Johann Heinrich Voss und Ludwig Hölty waren nicht nur Mitglieder ein und derselben Dichtervereinigung, des „Göttinger Hainbundes“, sondern auch wirkliche Freunde – Voss schrieb in der von ihm besorgten Ausgabe von Höltys Gedichten: „Als beide (gemeint sind Voss und Hölty -F.) an gefährlichen Brustkrankheiten litten, war ihre Abrede: Der Überlebende besorge des anderen Gedichte, wie die eigenen.“ Am Ende war es dann Hölty, der 1776 noch nicht einmal dreißigjährig starb, und Voss, der die Gedichte des Freundes nicht nur herausgab, sondern durchaus auch bearbeitete – eben „wie die eigenen“.

Dadurch wird ein reizvoller Vergleich möglich: der Beginn von Hölty kurzer Idylle Christel und Hannchen, einmal in Höltys Handschrift, und einmal in der von Voss betreuten Buchausgabe.

Die Handschrift:

 

Lindere Luft begann die müden Ernter zu kühlen,
Und das Gold der sinkenden Sonn‘ umbebte die Ähren,
Und die ragenden Garben, als Schnitter Christel sein Hannchen
Rief zum duftenden Busch, wo tausend ländliche Grillen
Liebe zirpten und Ruh. Sie waren beide verlobet,
Harrten beide der Stunde der frohen Vermählung entgegen.

 

Die Buchausgabe:

 

Lindere Luft schon kühlte die gern ausruhenden Ernter,
Rötlich bebt‘ um die Ähren das Gold der sinkenden Sonne
Und an gerichteten Garben der Flur; als Christel, der Schnitter,
Hannchen, die Binderin, rief zum duftenden Busche des Abhangs,
Am sanftrieselnden Bach; wo vertraut sie, in ländlicher Grillen
Tausendfachem Gezirp, sich lagerten. Beide verlobet,
Sprachen sie dort selbander vom nahenden Fest der Vermählung.

 

Da fällt natürlich sofort auf, dass die Buchausgabe einen Hexameter mehr hat. Was bekommt der Leser da? Erstmal einen „sanftrieselnden Bach“, auf den heutige Leser wahrscheinlich gut verzichten könnten. Dann aber auch hilfreiches: „die Binderin“ gibt Hannchen mehr Gestalt und Gewicht, „gern ausruhende“ ist einprägsamer als „müde“. Der Busch wird genauer verortet, „des Abhangs“. Ganz allgemein ist zweite Fassung die sinnlichere, z.B. durch das Ersetzen des „Harrten“ und der „Stunde“ durch „Sprachen“ und „Fest“, oder durch den Verzicht des „Liebe und Ruh zirpen“ – es steht das einfache „Gezirp“. Auch das Ersetzen von „Sie waren“ durch „sich lagerten“ geht in diese Richtung, und einiges mehr.

[Gespeicherte Einträge]
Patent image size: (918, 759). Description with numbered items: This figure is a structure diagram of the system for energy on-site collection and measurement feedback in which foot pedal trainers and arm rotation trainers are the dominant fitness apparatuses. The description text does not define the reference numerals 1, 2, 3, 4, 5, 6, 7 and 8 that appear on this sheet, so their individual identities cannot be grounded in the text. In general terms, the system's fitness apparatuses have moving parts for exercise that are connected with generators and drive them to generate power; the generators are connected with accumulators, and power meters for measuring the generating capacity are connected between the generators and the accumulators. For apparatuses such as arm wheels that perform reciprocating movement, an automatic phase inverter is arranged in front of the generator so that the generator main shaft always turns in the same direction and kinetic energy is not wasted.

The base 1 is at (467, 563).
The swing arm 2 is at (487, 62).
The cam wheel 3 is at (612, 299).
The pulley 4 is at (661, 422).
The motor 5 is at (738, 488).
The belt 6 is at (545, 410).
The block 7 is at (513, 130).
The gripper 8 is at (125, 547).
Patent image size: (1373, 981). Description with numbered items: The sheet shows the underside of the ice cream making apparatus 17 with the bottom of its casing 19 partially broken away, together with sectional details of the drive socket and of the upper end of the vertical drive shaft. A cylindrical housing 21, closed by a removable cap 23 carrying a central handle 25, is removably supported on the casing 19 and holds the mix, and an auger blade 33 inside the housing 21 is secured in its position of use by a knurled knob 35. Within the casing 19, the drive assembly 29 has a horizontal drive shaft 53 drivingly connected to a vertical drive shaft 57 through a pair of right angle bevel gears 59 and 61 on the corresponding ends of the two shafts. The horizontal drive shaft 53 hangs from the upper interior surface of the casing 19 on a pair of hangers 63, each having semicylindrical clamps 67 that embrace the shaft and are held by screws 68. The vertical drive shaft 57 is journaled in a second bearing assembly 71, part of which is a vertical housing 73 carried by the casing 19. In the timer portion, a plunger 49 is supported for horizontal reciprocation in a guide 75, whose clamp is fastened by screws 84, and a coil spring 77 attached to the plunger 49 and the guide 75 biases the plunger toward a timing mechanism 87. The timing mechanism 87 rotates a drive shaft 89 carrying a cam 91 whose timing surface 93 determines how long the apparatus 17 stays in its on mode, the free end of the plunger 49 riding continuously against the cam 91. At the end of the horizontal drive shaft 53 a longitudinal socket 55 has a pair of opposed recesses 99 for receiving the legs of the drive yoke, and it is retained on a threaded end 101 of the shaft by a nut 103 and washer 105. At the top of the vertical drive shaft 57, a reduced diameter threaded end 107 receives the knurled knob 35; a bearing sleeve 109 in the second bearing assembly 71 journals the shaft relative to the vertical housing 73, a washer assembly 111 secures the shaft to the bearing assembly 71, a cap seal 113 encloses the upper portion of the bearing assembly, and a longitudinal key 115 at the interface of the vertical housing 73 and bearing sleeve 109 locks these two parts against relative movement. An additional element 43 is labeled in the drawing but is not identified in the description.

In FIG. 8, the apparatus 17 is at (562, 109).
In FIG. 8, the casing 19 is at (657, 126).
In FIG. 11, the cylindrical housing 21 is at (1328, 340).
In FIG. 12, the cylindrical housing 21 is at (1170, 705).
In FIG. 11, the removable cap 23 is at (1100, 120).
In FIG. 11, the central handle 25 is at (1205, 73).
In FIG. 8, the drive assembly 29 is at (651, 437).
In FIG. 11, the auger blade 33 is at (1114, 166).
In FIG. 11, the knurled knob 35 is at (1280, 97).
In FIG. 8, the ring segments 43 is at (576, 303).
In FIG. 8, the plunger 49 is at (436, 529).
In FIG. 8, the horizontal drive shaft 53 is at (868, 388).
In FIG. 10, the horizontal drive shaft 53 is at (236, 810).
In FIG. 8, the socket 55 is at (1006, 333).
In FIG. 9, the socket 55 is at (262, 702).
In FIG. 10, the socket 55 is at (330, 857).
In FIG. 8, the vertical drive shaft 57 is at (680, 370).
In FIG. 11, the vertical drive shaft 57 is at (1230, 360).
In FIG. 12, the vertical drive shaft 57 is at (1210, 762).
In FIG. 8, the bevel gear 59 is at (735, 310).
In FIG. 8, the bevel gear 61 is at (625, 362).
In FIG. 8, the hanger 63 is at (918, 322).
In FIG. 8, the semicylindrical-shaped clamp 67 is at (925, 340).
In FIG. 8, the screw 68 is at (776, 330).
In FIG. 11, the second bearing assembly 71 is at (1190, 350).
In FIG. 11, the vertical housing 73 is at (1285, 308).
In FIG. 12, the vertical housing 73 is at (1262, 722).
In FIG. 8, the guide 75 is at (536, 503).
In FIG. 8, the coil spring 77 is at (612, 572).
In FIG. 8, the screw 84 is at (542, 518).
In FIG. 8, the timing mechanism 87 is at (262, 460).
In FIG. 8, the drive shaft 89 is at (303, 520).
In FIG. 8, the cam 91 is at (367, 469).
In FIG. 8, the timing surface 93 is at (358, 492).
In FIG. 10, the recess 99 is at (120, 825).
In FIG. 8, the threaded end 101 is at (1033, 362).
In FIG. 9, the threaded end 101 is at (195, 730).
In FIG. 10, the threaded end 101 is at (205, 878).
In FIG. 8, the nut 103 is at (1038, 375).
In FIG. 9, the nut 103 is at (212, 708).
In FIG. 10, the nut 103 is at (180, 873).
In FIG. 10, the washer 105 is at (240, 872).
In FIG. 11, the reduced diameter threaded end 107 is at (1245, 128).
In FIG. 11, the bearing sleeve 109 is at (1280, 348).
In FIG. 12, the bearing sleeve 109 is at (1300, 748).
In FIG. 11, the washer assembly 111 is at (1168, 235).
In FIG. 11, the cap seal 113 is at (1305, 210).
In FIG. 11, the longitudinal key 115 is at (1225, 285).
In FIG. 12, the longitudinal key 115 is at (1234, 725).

## AUFGABEN:
1. Wie lautet die Stelle im Text über Voss und Hölty, die mit „Lindere Luft begann“ beginnt und bis einschließlich „frohen Vermählung entgegen.“ reicht? Gib sie wortgetreu wieder.
2. Wie könnte der Text über Voss und Hölty nach seinem letzten Satz weitergehen? Führe ihn von dort aus fort.

## LÖSUNGEN:
1.
Lindere Luft begann die müden Ernter zu kühlen,
Und das Gold der sinkenden Sonn‘ umbebte die Ähren,
Und die ragenden Garben, als Schnitter Christel sein Hannchen
Rief zum duftenden Busch, wo tausend ländliche Grillen
Liebe zirpten und Ruh. Sie waren beide verlobet,
Harrten beide der Stunde der frohen Vermählung entgegen.

2.
Und vom Versbau her? Da fällt auf, dass die schwachen Verseingänge „Und das“ und „Und die“ durch kräftigere Wendungen ersetzt wurden (was den Versen guttut), außerdem sind zwei der von Voss so geliebten „geschleiften Spondeen hineingerutscht: „gern aus ruh-“ (gelungen, weil ja die Verlangsamung der Sprache und der Inhalt sich decken), und „Am sanftries-“ (etwas unbegründet, wie der Bach an sich) Was hier immerhin geleistet wird, ist die rhythmische Abwechslung, denn die beiden Verse

Rief zum duftenden Busch, wo tausend ländliche Grillen
Liebe zirpten und Ruh. Sie waren beide verlobet,

sind metrisch gleich gebaut, was ja nie wirklich gern gehört wird:

X x / X x x / X || x / X x / X x x / X x

Wobei das genau hier ja vielleicht ganz gut zu den Grillen und zur Ruhe passen würde …

Der Satzbau ist in der Buchfassung um einiges schwerer zu durchschauen, aber ein Problem ist es nicht.

Insgesamt machen die Verse der Handschrift einen viel leichteren Eindruck, während die der Buchausgabe doch gestaltet wirken, wuchtiger. Ist das nun eine Verbesserung?! Mhm, schwer zu sagen – an vielen Stellen finde ich, ja, die neue Fassung ist besser, aber an anderen tut’s mir um die Erstfassung doch leid. Gut, dass beide Fassungen erhalten sind!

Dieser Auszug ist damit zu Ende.